■ DESCRIPTION OF THE TASK ■
Turn every line of the records below into a JSON list of strings, one string per line, skipping blank lines. Leave the picture lines out of the list.

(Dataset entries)
########################################
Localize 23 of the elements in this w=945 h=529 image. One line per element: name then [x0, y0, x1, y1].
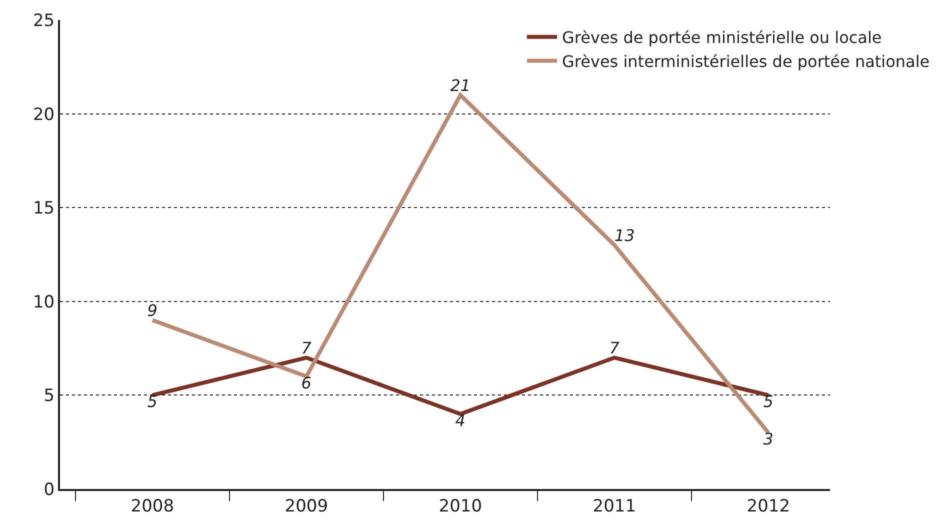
x-tick-label: 2008 — [130, 496, 174, 516]
y-tick-label: 10 — [32, 292, 55, 312]
data-label: 7 — [301, 338, 312, 358]
data-label: 5 — [763, 392, 774, 412]
data-label: 5 — [147, 392, 158, 412]
data-label: 9 — [147, 301, 158, 320]
x-tick-label: 2011 — [592, 496, 636, 516]
y-tick-label: 5 — [44, 386, 55, 406]
legend-label: Grèves de portée ministérielle ou locale — [562, 28, 882, 48]
y-tick-label: 25 — [32, 10, 55, 31]
data-label: 4 — [455, 410, 466, 430]
x-tick-label: 2009 — [284, 496, 328, 516]
data-label: 21 — [450, 76, 471, 96]
data-label: 13 — [614, 226, 635, 246]
data-label: 6 — [301, 373, 312, 392]
data-label: 7 — [609, 338, 620, 358]
x-tick-label: 2012 — [746, 496, 790, 516]
data-label: 3 — [763, 430, 774, 449]
y-tick-label: 20 — [32, 104, 55, 125]
legend-label: Grèves interministérielles de portée nationale — [562, 52, 930, 71]
y-tick-label: 0 — [44, 480, 55, 500]
y-tick-label: 15 — [32, 198, 55, 219]
x-tick-label: 2010 — [438, 496, 482, 516]
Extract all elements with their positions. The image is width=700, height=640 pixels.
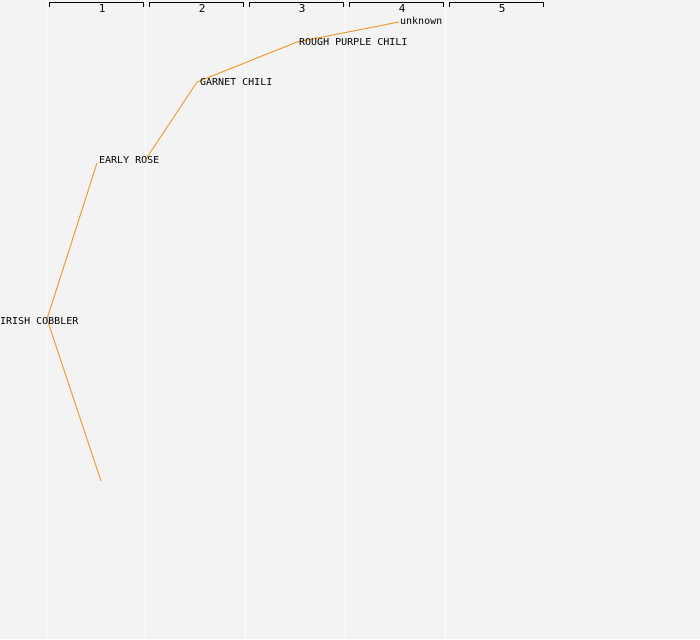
node-label-irish-cobbler: IRISH COBBLER — [0, 316, 79, 327]
node-label-unknown: unknown — [400, 16, 443, 27]
generation-label-2: 2 — [198, 2, 206, 15]
pedigree-line — [46, 162, 102, 482]
generation-bracket-2 — [149, 2, 244, 7]
generation-label-4: 4 — [398, 2, 406, 15]
generation-label-3: 3 — [298, 2, 306, 15]
node-label-early-rose: EARLY ROSE — [99, 155, 160, 166]
generation-bracket-3 — [249, 2, 344, 7]
generation-bracket-4 — [349, 2, 444, 7]
node-label-garnet-chili: GARNET CHILI — [200, 77, 273, 88]
generation-bracket-1 — [49, 2, 144, 7]
generation-bracket-5 — [449, 2, 544, 7]
node-label-rough-purple-chili: ROUGH PURPLE CHILI — [299, 37, 408, 48]
generation-label-5: 5 — [498, 2, 506, 15]
pedigree-line — [145, 21, 400, 160]
generation-label-1: 1 — [98, 2, 106, 15]
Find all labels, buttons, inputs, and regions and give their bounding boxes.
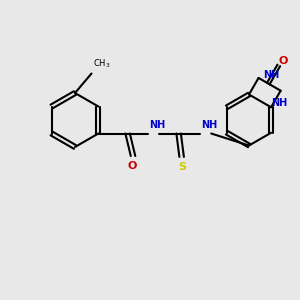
Text: NH: NH — [201, 120, 218, 130]
Text: NH: NH — [263, 70, 279, 80]
Text: NH: NH — [149, 120, 166, 130]
Text: CH$_3$: CH$_3$ — [93, 58, 110, 70]
Text: S: S — [178, 162, 186, 172]
Text: O: O — [278, 56, 288, 66]
Text: O: O — [128, 161, 137, 171]
Text: NH: NH — [271, 98, 287, 108]
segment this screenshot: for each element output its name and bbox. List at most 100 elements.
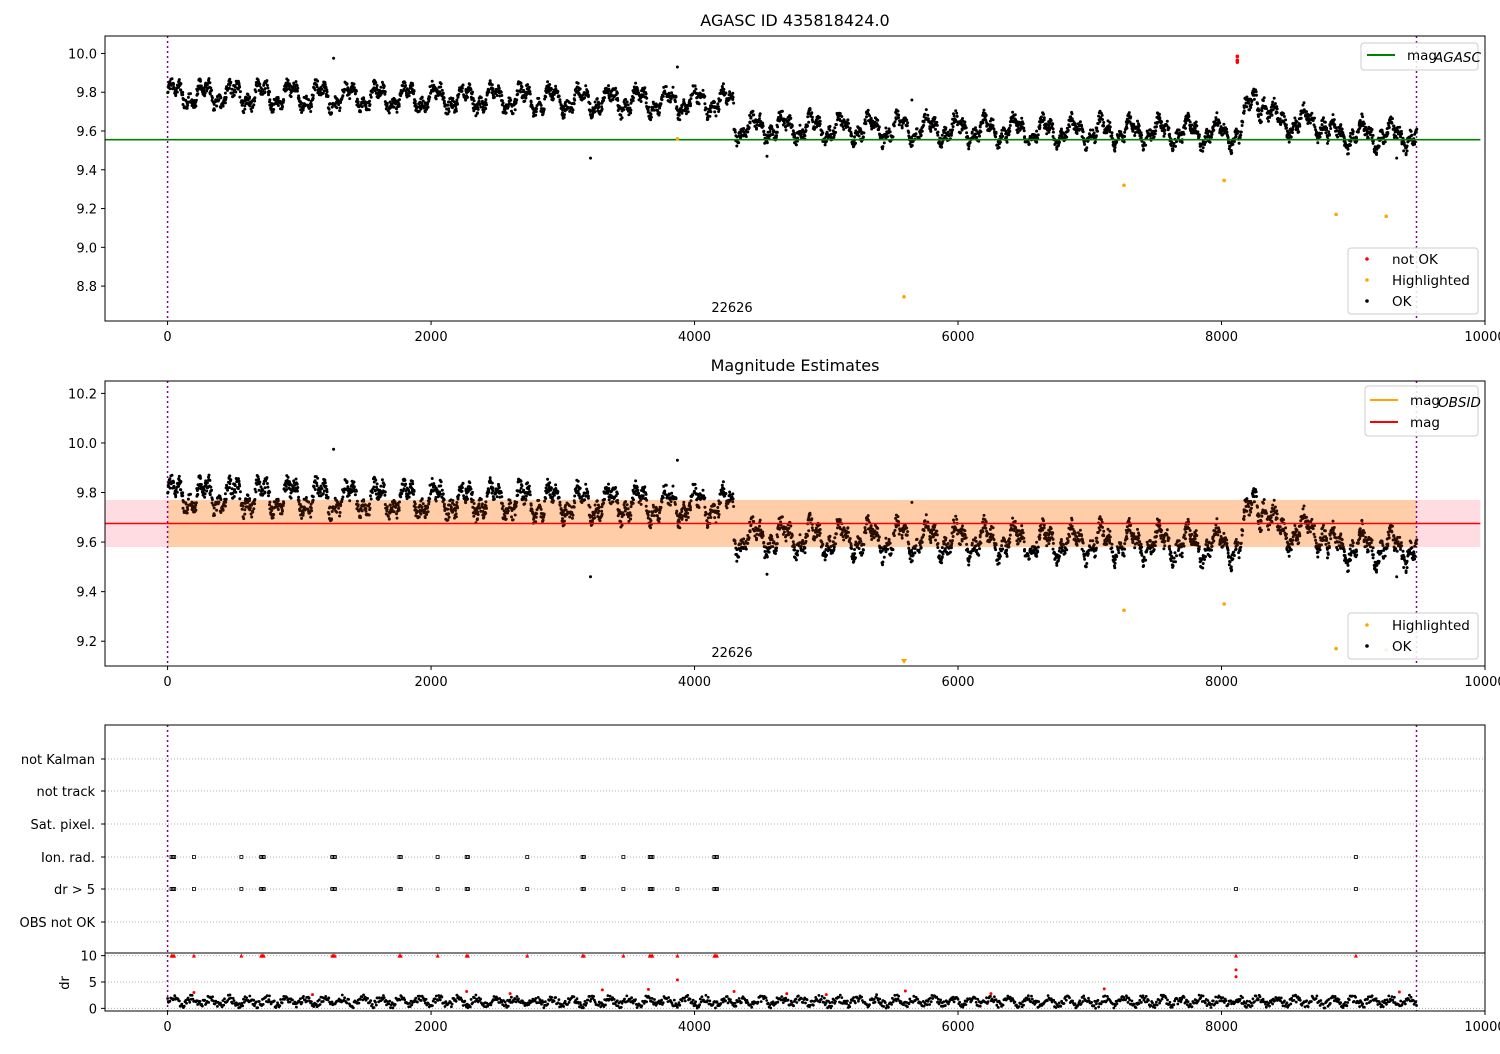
########################################
■ TASK ANSWER ■
[
  "Localize 23 of the elements in this w=945 h=529 image. One line per element: name then [x0, y0, x1, y1].",
  "x-tick-label: 2008 — [130, 496, 174, 516]",
  "y-tick-label: 10 — [32, 292, 55, 312]",
  "data-label: 7 — [301, 338, 312, 358]",
  "data-label: 5 — [763, 392, 774, 412]",
  "data-label: 5 — [147, 392, 158, 412]",
  "data-label: 9 — [147, 301, 158, 320]",
  "x-tick-label: 2011 — [592, 496, 636, 516]",
  "y-tick-label: 5 — [44, 386, 55, 406]",
  "legend-label: Grèves de portée ministérielle ou locale — [562, 28, 882, 48]",
  "y-tick-label: 25 — [32, 10, 55, 31]",
  "data-label: 4 — [455, 410, 466, 430]",
  "x-tick-label: 2009 — [284, 496, 328, 516]",
  "data-label: 21 — [450, 76, 471, 96]",
  "data-label: 13 — [614, 226, 635, 246]",
  "data-label: 6 — [301, 373, 312, 392]",
  "data-label: 7 — [609, 338, 620, 358]",
  "x-tick-label: 2012 — [746, 496, 790, 516]",
  "data-label: 3 — [763, 430, 774, 449]",
  "y-tick-label: 20 — [32, 104, 55, 125]",
  "legend-label: Grèves interministérielles de portée nationale — [562, 52, 930, 71]",
  "y-tick-label: 0 — [44, 480, 55, 500]",
  "y-tick-label: 15 — [32, 198, 55, 219]",
  "x-tick-label: 2010 — [438, 496, 482, 516]",
  "Extract all elements with their positions. The image is width=700, height=640 pixels.",
  "node-label-irish-cobbler: IRISH COBBLER — [0, 316, 79, 327]",
  "node-label-unknown: unknown — [400, 16, 443, 27]",
  "generation-label-2: 2 — [198, 2, 206, 15]",
  "pedigree-line — [46, 162, 102, 482]",
  "generation-bracket-2 — [149, 2, 244, 7]",
  "generation-label-4: 4 — [398, 2, 406, 15]",
  "generation-label-3: 3 — [298, 2, 306, 15]",
  "node-label-early-rose: EARLY ROSE — [99, 155, 160, 166]",
  "generation-bracket-3 — [249, 2, 344, 7]",
  "generation-bracket-4 — [349, 2, 444, 7]",
  "node-label-garnet-chili: GARNET CHILI — [200, 77, 273, 88]",
  "generation-bracket-1 — [49, 2, 144, 7]",
  "generation-bracket-5 — [449, 2, 544, 7]",
  "node-label-rough-purple-chili: ROUGH PURPLE CHILI — [299, 37, 408, 48]",
  "generation-label-5: 5 — [498, 2, 506, 15]",
  "pedigree-line — [145, 21, 400, 160]",
  "generation-label-1: 1 — [98, 2, 106, 15]",
  "Find all labels, buttons, inputs, and regions and give their bounding boxes.",
  "Text: NH: NH — [201, 120, 218, 130]",
  "Text: NH: NH — [263, 70, 279, 80]",
  "Text: NH: NH — [149, 120, 166, 130]",
  "Text: CH$_3$: CH$_3$ — [93, 58, 110, 70]",
  "Text: S: S — [178, 162, 186, 172]",
  "Text: O: O — [278, 56, 288, 66]",
  "Text: O: O — [128, 161, 137, 171]",
  "Text: NH: NH — [271, 98, 287, 108]",
  "segment this screenshot: for each element output its name and bbox. List at most 100 elements."
]